> EXERCISE REQUIREMENTS: Look over the entries that follow and work out how many lines contain "الميزان". State the number only.

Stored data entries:
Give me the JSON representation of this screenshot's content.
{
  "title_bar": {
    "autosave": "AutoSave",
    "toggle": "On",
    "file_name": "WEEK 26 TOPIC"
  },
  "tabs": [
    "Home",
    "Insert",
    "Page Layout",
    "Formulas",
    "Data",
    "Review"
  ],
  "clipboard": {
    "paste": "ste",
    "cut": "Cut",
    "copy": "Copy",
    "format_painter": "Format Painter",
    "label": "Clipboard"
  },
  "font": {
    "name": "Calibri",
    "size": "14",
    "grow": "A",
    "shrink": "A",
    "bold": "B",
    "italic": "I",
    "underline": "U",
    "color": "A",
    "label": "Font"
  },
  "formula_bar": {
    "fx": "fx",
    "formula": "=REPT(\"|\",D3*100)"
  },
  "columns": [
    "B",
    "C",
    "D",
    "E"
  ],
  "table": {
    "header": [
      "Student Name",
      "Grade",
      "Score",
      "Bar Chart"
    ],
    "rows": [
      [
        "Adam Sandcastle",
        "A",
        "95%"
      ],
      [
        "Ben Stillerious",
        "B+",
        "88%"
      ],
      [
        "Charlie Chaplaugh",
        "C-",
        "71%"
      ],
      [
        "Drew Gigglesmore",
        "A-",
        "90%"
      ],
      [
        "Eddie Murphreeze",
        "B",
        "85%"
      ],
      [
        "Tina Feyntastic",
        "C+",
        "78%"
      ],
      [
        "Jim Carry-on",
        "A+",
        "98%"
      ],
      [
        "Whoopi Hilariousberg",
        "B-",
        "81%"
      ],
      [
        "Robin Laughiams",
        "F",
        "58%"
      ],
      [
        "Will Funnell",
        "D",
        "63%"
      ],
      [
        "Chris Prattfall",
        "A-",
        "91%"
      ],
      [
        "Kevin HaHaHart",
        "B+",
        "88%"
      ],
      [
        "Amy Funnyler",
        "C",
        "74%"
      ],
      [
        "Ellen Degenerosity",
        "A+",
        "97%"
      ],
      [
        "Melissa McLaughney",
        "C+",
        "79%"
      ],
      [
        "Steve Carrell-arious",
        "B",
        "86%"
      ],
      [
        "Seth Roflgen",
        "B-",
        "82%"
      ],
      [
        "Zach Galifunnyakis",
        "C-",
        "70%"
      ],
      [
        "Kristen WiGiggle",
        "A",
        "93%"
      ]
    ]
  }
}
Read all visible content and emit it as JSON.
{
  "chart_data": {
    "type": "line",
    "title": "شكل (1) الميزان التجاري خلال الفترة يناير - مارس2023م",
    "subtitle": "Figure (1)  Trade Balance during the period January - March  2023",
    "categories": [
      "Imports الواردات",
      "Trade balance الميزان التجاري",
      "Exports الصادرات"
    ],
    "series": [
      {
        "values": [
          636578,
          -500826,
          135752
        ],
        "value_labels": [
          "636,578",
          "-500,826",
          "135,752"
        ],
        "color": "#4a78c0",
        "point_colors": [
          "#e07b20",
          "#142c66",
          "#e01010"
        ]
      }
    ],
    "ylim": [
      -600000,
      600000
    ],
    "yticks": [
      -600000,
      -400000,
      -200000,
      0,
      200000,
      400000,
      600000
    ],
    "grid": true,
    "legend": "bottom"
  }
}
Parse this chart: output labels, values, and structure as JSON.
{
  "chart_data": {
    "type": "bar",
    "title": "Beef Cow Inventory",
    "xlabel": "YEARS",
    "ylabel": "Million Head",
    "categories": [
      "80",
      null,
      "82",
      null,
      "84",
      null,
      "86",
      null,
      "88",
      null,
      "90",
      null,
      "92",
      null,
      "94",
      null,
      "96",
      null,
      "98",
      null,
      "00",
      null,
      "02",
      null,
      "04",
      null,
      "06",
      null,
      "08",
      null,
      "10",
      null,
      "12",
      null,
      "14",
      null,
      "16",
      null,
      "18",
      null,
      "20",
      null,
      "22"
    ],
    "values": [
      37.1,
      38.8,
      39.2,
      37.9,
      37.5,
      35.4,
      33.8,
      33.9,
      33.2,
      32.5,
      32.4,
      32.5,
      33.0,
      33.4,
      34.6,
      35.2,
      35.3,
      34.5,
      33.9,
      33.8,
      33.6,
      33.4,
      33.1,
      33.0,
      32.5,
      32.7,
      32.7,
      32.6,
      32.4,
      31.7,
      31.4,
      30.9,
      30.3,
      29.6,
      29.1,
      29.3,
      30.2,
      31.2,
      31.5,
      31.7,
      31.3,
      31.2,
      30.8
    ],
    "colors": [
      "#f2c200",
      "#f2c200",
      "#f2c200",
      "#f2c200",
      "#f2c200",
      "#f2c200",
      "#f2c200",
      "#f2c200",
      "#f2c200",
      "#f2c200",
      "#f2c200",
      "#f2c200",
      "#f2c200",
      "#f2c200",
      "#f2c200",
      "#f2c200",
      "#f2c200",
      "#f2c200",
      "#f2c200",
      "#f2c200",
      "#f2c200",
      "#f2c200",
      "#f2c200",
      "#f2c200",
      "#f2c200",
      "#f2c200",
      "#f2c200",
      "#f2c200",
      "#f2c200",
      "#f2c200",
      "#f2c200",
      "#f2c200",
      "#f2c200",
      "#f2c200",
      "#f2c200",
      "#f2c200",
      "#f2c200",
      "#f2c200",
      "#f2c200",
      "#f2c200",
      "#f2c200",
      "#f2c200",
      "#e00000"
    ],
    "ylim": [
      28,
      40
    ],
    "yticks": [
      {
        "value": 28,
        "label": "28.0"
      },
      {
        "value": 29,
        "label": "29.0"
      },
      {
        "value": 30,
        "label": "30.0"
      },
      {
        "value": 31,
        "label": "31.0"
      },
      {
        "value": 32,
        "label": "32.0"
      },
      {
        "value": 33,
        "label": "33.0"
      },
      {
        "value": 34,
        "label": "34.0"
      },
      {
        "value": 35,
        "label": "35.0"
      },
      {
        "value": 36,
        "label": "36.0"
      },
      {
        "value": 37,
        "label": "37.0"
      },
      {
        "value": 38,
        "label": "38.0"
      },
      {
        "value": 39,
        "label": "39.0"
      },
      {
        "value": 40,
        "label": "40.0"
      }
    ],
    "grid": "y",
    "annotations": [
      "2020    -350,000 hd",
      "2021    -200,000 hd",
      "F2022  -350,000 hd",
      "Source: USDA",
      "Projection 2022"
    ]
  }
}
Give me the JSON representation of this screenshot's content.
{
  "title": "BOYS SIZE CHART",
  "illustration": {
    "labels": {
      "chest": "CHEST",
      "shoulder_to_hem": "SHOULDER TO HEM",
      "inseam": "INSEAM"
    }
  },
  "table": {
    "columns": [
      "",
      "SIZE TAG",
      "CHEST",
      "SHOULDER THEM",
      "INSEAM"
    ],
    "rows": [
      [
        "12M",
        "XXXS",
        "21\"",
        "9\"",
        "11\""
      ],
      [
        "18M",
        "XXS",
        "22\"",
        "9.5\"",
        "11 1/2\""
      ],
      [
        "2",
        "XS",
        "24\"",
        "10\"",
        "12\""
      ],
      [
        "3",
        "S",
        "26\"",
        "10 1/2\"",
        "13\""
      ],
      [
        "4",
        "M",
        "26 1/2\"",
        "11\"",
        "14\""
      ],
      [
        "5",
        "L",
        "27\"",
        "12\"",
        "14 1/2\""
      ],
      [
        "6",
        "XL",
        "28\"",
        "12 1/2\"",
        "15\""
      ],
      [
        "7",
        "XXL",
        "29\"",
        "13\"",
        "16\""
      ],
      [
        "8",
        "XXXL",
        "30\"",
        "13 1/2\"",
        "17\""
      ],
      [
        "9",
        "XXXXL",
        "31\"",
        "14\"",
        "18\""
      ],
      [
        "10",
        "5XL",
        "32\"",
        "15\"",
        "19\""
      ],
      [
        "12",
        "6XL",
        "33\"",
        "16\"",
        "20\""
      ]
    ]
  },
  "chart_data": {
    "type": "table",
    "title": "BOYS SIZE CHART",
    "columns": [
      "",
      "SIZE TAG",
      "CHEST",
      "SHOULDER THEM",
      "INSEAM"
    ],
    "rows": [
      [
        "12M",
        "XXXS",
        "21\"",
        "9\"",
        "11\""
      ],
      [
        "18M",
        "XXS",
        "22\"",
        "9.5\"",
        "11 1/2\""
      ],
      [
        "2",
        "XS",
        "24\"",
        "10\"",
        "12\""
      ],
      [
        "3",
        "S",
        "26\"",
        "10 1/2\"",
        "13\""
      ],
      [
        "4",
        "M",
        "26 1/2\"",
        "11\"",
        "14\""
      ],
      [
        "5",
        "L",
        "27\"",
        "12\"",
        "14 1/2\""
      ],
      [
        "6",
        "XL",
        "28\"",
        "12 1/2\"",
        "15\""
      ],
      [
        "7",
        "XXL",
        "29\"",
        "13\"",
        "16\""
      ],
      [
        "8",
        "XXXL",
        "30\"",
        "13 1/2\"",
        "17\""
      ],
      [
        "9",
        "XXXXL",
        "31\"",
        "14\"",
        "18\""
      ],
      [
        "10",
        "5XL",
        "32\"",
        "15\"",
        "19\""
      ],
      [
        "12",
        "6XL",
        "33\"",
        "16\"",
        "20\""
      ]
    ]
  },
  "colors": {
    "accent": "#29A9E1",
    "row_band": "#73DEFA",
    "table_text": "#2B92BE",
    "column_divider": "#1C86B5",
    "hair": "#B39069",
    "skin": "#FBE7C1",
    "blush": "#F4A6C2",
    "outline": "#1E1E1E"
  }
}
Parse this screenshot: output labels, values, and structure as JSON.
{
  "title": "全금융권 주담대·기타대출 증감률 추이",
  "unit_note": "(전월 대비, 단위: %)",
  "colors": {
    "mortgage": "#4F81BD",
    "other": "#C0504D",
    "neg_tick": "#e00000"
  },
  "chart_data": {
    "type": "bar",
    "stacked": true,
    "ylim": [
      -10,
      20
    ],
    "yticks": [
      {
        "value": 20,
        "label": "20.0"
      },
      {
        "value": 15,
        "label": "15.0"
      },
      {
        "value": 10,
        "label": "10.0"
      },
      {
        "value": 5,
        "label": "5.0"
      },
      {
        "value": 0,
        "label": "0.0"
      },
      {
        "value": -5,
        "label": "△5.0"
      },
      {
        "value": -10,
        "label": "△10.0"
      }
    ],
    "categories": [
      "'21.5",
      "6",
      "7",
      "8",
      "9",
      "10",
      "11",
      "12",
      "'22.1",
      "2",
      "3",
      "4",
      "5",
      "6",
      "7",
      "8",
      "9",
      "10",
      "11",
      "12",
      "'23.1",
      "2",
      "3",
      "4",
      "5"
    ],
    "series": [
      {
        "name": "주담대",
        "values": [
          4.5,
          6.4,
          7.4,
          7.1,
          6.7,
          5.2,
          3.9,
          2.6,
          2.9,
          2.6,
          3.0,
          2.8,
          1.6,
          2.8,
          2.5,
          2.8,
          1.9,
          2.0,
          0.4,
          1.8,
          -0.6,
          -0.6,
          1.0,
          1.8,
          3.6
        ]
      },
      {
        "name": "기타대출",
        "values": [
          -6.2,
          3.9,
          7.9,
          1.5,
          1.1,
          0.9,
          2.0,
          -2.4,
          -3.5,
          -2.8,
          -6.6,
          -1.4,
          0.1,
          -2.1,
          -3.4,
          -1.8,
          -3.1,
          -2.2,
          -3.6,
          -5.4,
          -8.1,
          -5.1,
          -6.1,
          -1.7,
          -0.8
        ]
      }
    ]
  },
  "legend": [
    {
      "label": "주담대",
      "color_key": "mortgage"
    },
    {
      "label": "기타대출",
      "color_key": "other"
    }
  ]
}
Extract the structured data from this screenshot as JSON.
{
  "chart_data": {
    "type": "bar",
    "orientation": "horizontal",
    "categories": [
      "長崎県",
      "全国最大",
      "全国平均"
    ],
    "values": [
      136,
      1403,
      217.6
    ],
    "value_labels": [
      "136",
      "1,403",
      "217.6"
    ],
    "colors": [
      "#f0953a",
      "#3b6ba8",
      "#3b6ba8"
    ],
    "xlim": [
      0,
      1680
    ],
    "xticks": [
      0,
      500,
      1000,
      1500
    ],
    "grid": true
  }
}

> COMPLETED TASK: 2